◆ Prompt ◆
Extract every line of the material that holds the string "title".

◆ Stored rows ◆
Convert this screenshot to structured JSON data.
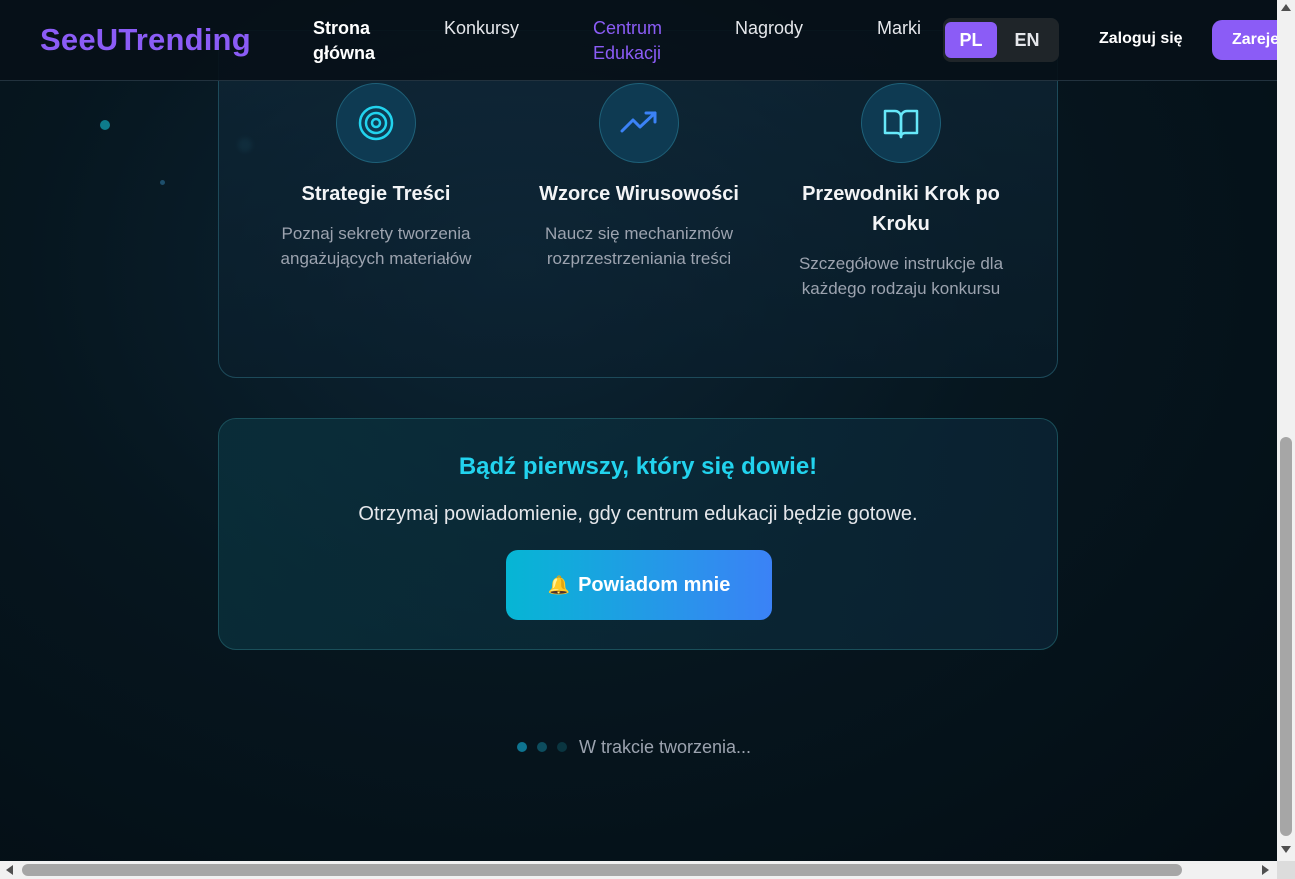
{
  "header": {
    "logo": "SeeUTrending",
    "nav": [
      {
        "label": "Strona główna"
      },
      {
        "label": "Konkursy"
      },
      {
        "label": "Centrum Edukacji"
      },
      {
        "label": "Nagrody"
      },
      {
        "label": "Marki"
      }
    ],
    "lang": {
      "pl": "PL",
      "en": "EN",
      "selected": "PL"
    },
    "login_label": "Zaloguj się",
    "register_label": "Zarejestruj się"
  },
  "features": [
    {
      "icon": "target-icon",
      "title": "Strategie Treści",
      "desc": "Poznaj sekrety tworzenia angażujących materiałów"
    },
    {
      "icon": "trending-up-icon",
      "title": "Wzorce Wirusowości",
      "desc": "Naucz się mechanizmów rozprzestrzeniania treści"
    },
    {
      "icon": "book-open-icon",
      "title": "Przewodniki Krok po Kroku",
      "desc": "Szczegółowe instrukcje dla każdego rodzaju konkursu"
    }
  ],
  "cta": {
    "title": "Bądź pierwszy, który się dowie!",
    "text": "Otrzymaj powiadomienie, gdy centrum edukacji będzie gotowe.",
    "button_icon": "🔔",
    "button_label": "Powiadom mnie"
  },
  "status": {
    "text": "W trakcie tworzenia..."
  },
  "colors": {
    "accent": "#8b5cf6",
    "cyan": "#22d3ee",
    "background": "#06161f"
  }
}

◆ Output of the exercise ◆
      "title": "Strategie Treści",
      "title": "Wzorce Wirusowości",
      "title": "Przewodniki Krok po Kroku",
    "title": "Bądź pierwszy, który się dowie!",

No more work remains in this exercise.